**What is expected**
Would you repeat the listing exactly but omit every picture?

**Record extracts**
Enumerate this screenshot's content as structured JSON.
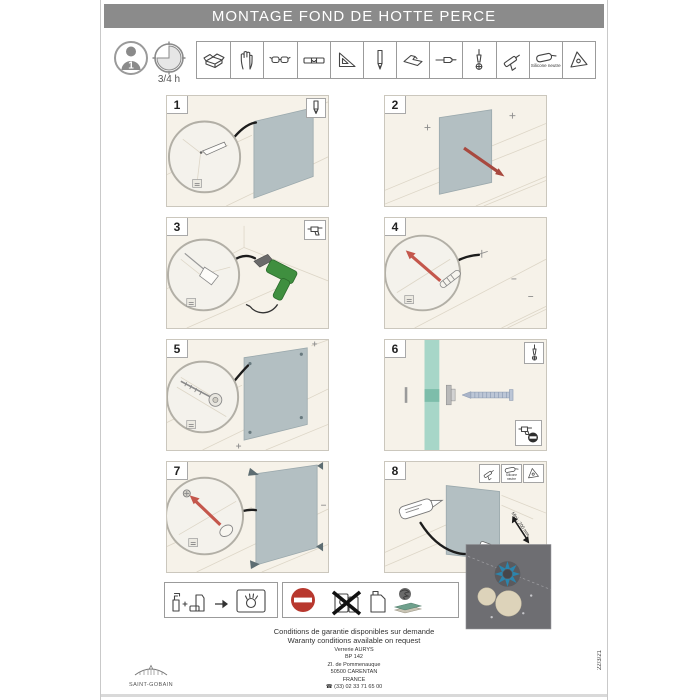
{
  "page": {
    "title": "MONTAGE FOND DE HOTTE PERCE",
    "date_code": "22/3/21"
  },
  "prep": {
    "people_count": "1",
    "duration_label": "3/4 h"
  },
  "tools": {
    "items": [
      {
        "icon": "toolbox-icon",
        "label": ""
      },
      {
        "icon": "glove-icon",
        "label": ""
      },
      {
        "icon": "safety-glasses-icon",
        "label": ""
      },
      {
        "icon": "spirit-level-icon",
        "label": ""
      },
      {
        "icon": "square-ruler-icon",
        "label": ""
      },
      {
        "icon": "pencil-icon",
        "label": ""
      },
      {
        "icon": "cutter-icon",
        "label": ""
      },
      {
        "icon": "drill-bit-icon",
        "label": ""
      },
      {
        "icon": "phillips-screwdriver-icon",
        "label": ""
      },
      {
        "icon": "caulk-gun-icon",
        "label": ""
      },
      {
        "icon": "silicone-tube-icon",
        "label": "Silicone neutre"
      },
      {
        "icon": "triangle-spreader-icon",
        "label": ""
      }
    ]
  },
  "steps": [
    {
      "number": "1",
      "tool_icons": [
        "pencil-icon"
      ]
    },
    {
      "number": "2",
      "tool_icons": []
    },
    {
      "number": "3",
      "tool_icons": [
        "drill-icon"
      ]
    },
    {
      "number": "4",
      "tool_icons": []
    },
    {
      "number": "5",
      "tool_icons": []
    },
    {
      "number": "6",
      "tool_icons": [
        "phillips-screwdriver-icon"
      ],
      "warning_icon": "no-drill-icon"
    },
    {
      "number": "7",
      "tool_icons": []
    },
    {
      "number": "8",
      "tool_icons": [
        "caulk-gun-icon",
        "silicone-tube-icon",
        "triangle-spreader-icon"
      ],
      "silicone_label": "Silicone neutre",
      "min_distance_label": "Mini : 200 mm"
    }
  ],
  "footer": {
    "warranty_fr": "Conditions de garantie disponibles sur demande",
    "warranty_en": "Waranty conditions available on request",
    "address": [
      "Verrerie AURYS",
      "BP 142",
      "ZI. de Pommenauque",
      "50500 CARENTAN",
      "FRANCE",
      "☎ (33) 02 33 71 65 00"
    ],
    "brand": "SAINT-GOBAIN"
  }
}
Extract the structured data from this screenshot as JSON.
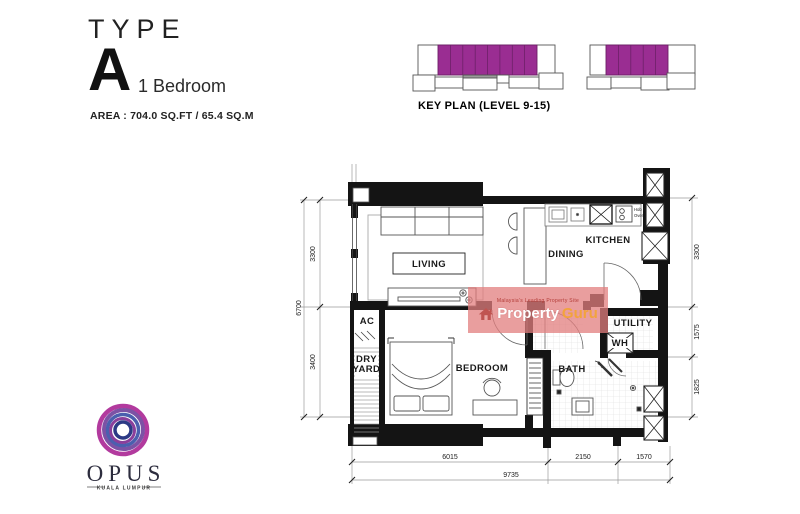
{
  "title": {
    "eyebrow": "TYPE",
    "letter": "A",
    "subtitle": "1 Bedroom",
    "area": "AREA : 704.0 SQ.FT / 65.4 SQ.M"
  },
  "key_plan": {
    "caption": "KEY PLAN (LEVEL 9-15)"
  },
  "plan": {
    "rooms": {
      "living": "LIVING",
      "dining": "DINING",
      "kitchen": "KITCHEN",
      "ac": "AC",
      "dry": "DRY",
      "yard": "YARD",
      "bedroom": "BEDROOM",
      "bath": "BATH",
      "utility": "UTILITY"
    },
    "labels": {
      "wh": "WH",
      "hob_line1": "Hob &",
      "hob_line2": "Oven"
    },
    "dims": {
      "left_top": "3300",
      "left_overall": "6700",
      "left_bottom": "3400",
      "right_top": "3300",
      "right_mid": "1575",
      "right_bottom": "1825",
      "bottom_seg1": "6015",
      "bottom_seg2": "2150",
      "bottom_seg3": "1570",
      "bottom_total": "9735"
    }
  },
  "watermark": {
    "tagline": "Malaysia's Leading Property Site",
    "brand_1": "Property",
    "brand_2": "Guru"
  },
  "logo": {
    "brand": "OPUS",
    "city": "KUALA LUMPUR"
  },
  "colors": {
    "highlight_purple": "#9a2d92",
    "watermark_pink": "rgba(226,125,125,0.75)",
    "guru_orange": "#f2a33c"
  }
}
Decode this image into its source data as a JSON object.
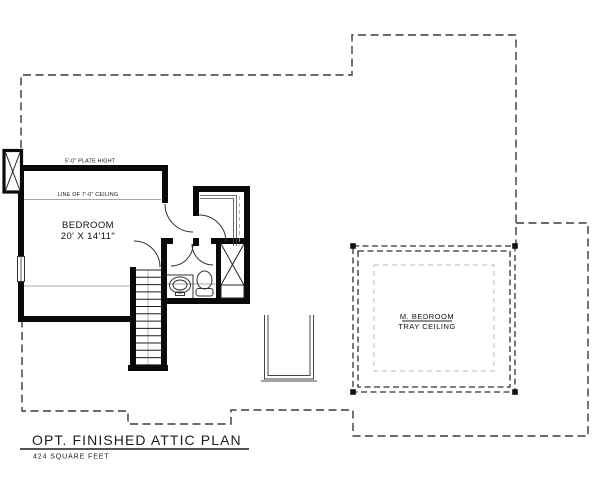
{
  "drawing": {
    "title": "OPT. FINISHED ATTIC PLAN",
    "area_label": "424 SQUARE FEET",
    "rooms": {
      "bedroom": {
        "name": "BEDROOM",
        "dimensions": "20' X 14'11\""
      },
      "master_bedroom": {
        "name": "M. BEDROOM",
        "note": "TRAY CEILING"
      }
    },
    "annotations": {
      "plate_height": "5'-0\" PLATE HIGHT",
      "ceiling_line": "LINE OF 7'-0\" CEILING"
    },
    "colors": {
      "wall": "#0a0a0a",
      "roof_outline": "#3a3a3a",
      "fixture_line": "#333333",
      "tray_dash": "#bbbbbb",
      "ceiling_line": "#a8a8a8",
      "paper": "#ffffff"
    }
  }
}
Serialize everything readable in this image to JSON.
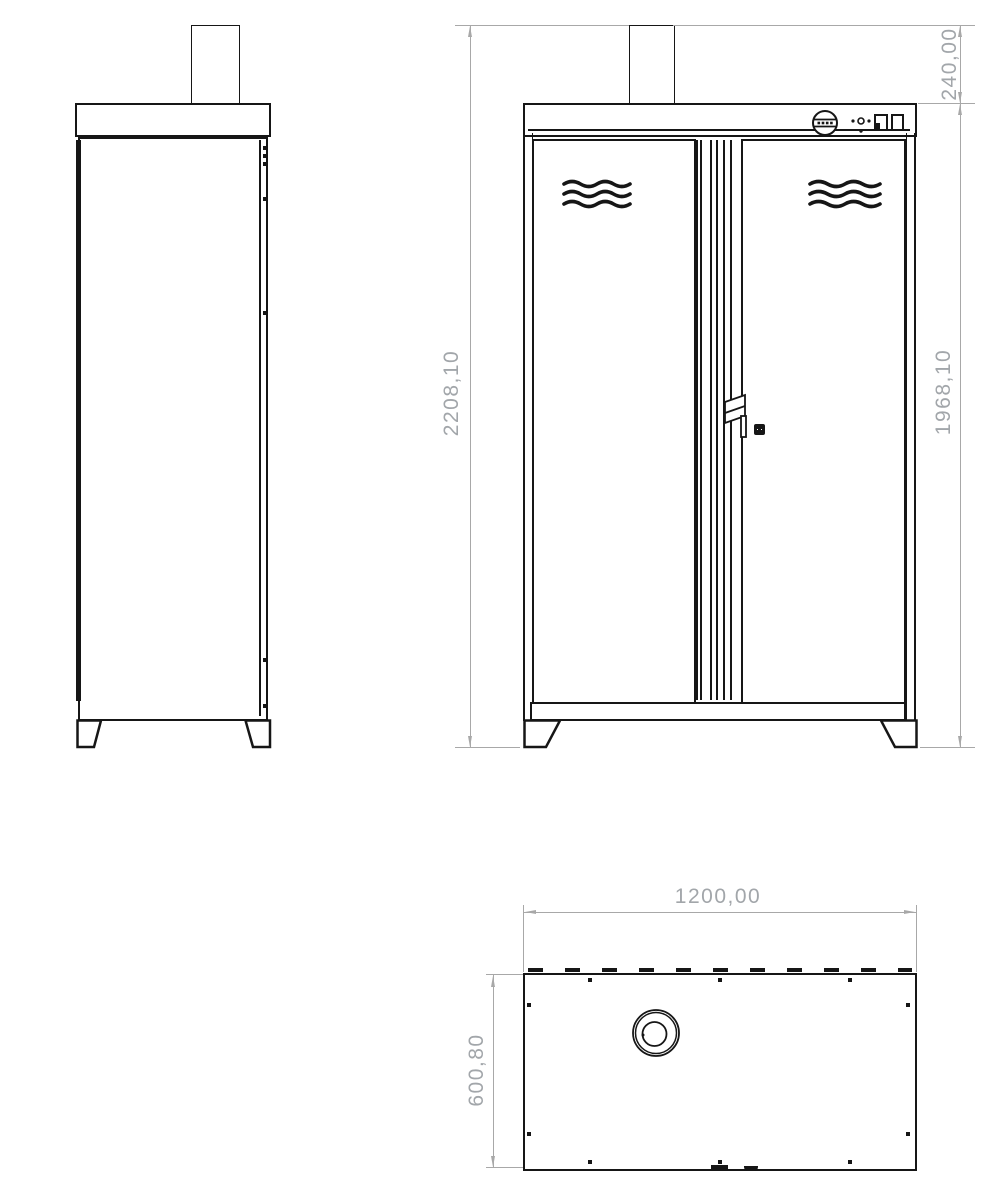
{
  "dimensions": {
    "overall_height": "2208,10",
    "body_height": "1968,10",
    "flue_height": "240,00",
    "overall_width": "1200,00",
    "overall_depth": "600,80"
  },
  "colors": {
    "line": "#161616",
    "dimension_line": "#a8a8a8",
    "dimension_text": "#a2a6aa",
    "background": "#ffffff"
  },
  "icons": {
    "control_knob": "circle-dial-with-slot-dots",
    "power_indicator": "dot-circle-dot",
    "switch_left": "small-rect-toggle",
    "switch_right": "small-rect-toggle",
    "vent": "three-wavy-lines",
    "door_handle": "folded-tab",
    "door_lock": "black-square-keyhole",
    "flue_opening": "concentric-circles"
  }
}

**Output for this task**
Enumerate this screenshot's content as structured JSON.
{
  "page": {
    "title": "MONTAGE FOND DE HOTTE PERCE",
    "date_code": "22/3/21"
  },
  "prep": {
    "people_count": "1",
    "duration_label": "3/4 h"
  },
  "tools": {
    "items": [
      {
        "icon": "toolbox-icon",
        "label": ""
      },
      {
        "icon": "glove-icon",
        "label": ""
      },
      {
        "icon": "safety-glasses-icon",
        "label": ""
      },
      {
        "icon": "spirit-level-icon",
        "label": ""
      },
      {
        "icon": "square-ruler-icon",
        "label": ""
      },
      {
        "icon": "pencil-icon",
        "label": ""
      },
      {
        "icon": "cutter-icon",
        "label": ""
      },
      {
        "icon": "drill-bit-icon",
        "label": ""
      },
      {
        "icon": "phillips-screwdriver-icon",
        "label": ""
      },
      {
        "icon": "caulk-gun-icon",
        "label": ""
      },
      {
        "icon": "silicone-tube-icon",
        "label": "Silicone neutre"
      },
      {
        "icon": "triangle-spreader-icon",
        "label": ""
      }
    ]
  },
  "steps": [
    {
      "number": "1",
      "tool_icons": [
        "pencil-icon"
      ]
    },
    {
      "number": "2",
      "tool_icons": []
    },
    {
      "number": "3",
      "tool_icons": [
        "drill-icon"
      ]
    },
    {
      "number": "4",
      "tool_icons": []
    },
    {
      "number": "5",
      "tool_icons": []
    },
    {
      "number": "6",
      "tool_icons": [
        "phillips-screwdriver-icon"
      ],
      "warning_icon": "no-drill-icon"
    },
    {
      "number": "7",
      "tool_icons": []
    },
    {
      "number": "8",
      "tool_icons": [
        "caulk-gun-icon",
        "silicone-tube-icon",
        "triangle-spreader-icon"
      ],
      "silicone_label": "Silicone neutre",
      "min_distance_label": "Mini : 200 mm"
    }
  ],
  "footer": {
    "warranty_fr": "Conditions de garantie disponibles sur demande",
    "warranty_en": "Waranty conditions available on request",
    "address": [
      "Verrerie AURYS",
      "BP 142",
      "ZI. de Pommenauque",
      "50500 CARENTAN",
      "FRANCE",
      "☎ (33) 02 33 71 65 00"
    ],
    "brand": "SAINT-GOBAIN"
  }
}
Extract the structured data from this screenshot as JSON.
{
  "title": {
    "eyebrow": "TYPE",
    "letter": "A",
    "subtitle": "1 Bedroom",
    "area": "AREA : 704.0 SQ.FT / 65.4 SQ.M"
  },
  "key_plan": {
    "caption": "KEY PLAN (LEVEL 9-15)"
  },
  "plan": {
    "rooms": {
      "living": "LIVING",
      "dining": "DINING",
      "kitchen": "KITCHEN",
      "ac": "AC",
      "dry": "DRY",
      "yard": "YARD",
      "bedroom": "BEDROOM",
      "bath": "BATH",
      "utility": "UTILITY"
    },
    "labels": {
      "wh": "WH",
      "hob_line1": "Hob &",
      "hob_line2": "Oven"
    },
    "dims": {
      "left_top": "3300",
      "left_overall": "6700",
      "left_bottom": "3400",
      "right_top": "3300",
      "right_mid": "1575",
      "right_bottom": "1825",
      "bottom_seg1": "6015",
      "bottom_seg2": "2150",
      "bottom_seg3": "1570",
      "bottom_total": "9735"
    }
  },
  "watermark": {
    "tagline": "Malaysia's Leading Property Site",
    "brand_1": "Property",
    "brand_2": "Guru"
  },
  "logo": {
    "brand": "OPUS",
    "city": "KUALA LUMPUR"
  },
  "colors": {
    "highlight_purple": "#9a2d92",
    "watermark_pink": "rgba(226,125,125,0.75)",
    "guru_orange": "#f2a33c"
  }
}
Decode this image into its source data as a JSON object.
{
  "drawing": {
    "title": "OPT. FINISHED ATTIC PLAN",
    "area_label": "424 SQUARE FEET",
    "rooms": {
      "bedroom": {
        "name": "BEDROOM",
        "dimensions": "20' X 14'11\""
      },
      "master_bedroom": {
        "name": "M. BEDROOM",
        "note": "TRAY CEILING"
      }
    },
    "annotations": {
      "plate_height": "5'-0\" PLATE HIGHT",
      "ceiling_line": "LINE OF 7'-0\" CEILING"
    },
    "colors": {
      "wall": "#0a0a0a",
      "roof_outline": "#3a3a3a",
      "fixture_line": "#333333",
      "tray_dash": "#bbbbbb",
      "ceiling_line": "#a8a8a8",
      "paper": "#ffffff"
    }
  }
}
Serialize everything readable in this image to JSON.
{
  "dimensions": {
    "overall_height": "2208,10",
    "body_height": "1968,10",
    "flue_height": "240,00",
    "overall_width": "1200,00",
    "overall_depth": "600,80"
  },
  "colors": {
    "line": "#161616",
    "dimension_line": "#a8a8a8",
    "dimension_text": "#a2a6aa",
    "background": "#ffffff"
  },
  "icons": {
    "control_knob": "circle-dial-with-slot-dots",
    "power_indicator": "dot-circle-dot",
    "switch_left": "small-rect-toggle",
    "switch_right": "small-rect-toggle",
    "vent": "three-wavy-lines",
    "door_handle": "folded-tab",
    "door_lock": "black-square-keyhole",
    "flue_opening": "concentric-circles"
  }
}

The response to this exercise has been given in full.